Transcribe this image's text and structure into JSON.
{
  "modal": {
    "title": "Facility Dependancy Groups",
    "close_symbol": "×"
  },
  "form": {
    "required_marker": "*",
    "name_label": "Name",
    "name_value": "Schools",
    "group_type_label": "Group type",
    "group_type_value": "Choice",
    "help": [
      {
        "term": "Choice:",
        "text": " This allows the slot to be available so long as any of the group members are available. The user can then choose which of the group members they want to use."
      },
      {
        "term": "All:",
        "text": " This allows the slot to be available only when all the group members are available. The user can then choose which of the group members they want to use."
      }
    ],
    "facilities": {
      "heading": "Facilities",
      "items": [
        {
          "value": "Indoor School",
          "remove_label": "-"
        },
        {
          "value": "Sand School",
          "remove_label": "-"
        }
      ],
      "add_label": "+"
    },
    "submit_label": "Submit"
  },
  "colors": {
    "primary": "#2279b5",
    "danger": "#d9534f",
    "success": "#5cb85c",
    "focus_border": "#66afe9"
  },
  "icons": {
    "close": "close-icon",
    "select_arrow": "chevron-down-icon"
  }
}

◇ ◇ ◇ ◇

◆ What you need to do
Your task is to print all of the records exactly.

◆ Response
Transcribe this image's text and structure into JSON.
{
  "modal": {
    "title": "Facility Dependancy Groups",
    "close_symbol": "×"
  },
  "form": {
    "required_marker": "*",
    "name_label": "Name",
    "name_value": "Schools",
    "group_type_label": "Group type",
    "group_type_value": "Choice",
    "help": [
      {
        "term": "Choice:",
        "text": " This allows the slot to be available so long as any of the group members are available. The user can then choose which of the group members they want to use."
      },
      {
        "term": "All:",
        "text": " This allows the slot to be available only when all the group members are available. The user can then choose which of the group members they want to use."
      }
    ],
    "facilities": {
      "heading": "Facilities",
      "items": [
        {
          "value": "Indoor School",
          "remove_label": "-"
        },
        {
          "value": "Sand School",
          "remove_label": "-"
        }
      ],
      "add_label": "+"
    },
    "submit_label": "Submit"
  },
  "colors": {
    "primary": "#2279b5",
    "danger": "#d9534f",
    "success": "#5cb85c",
    "focus_border": "#66afe9"
  },
  "icons": {
    "close": "close-icon",
    "select_arrow": "chevron-down-icon"
  }
}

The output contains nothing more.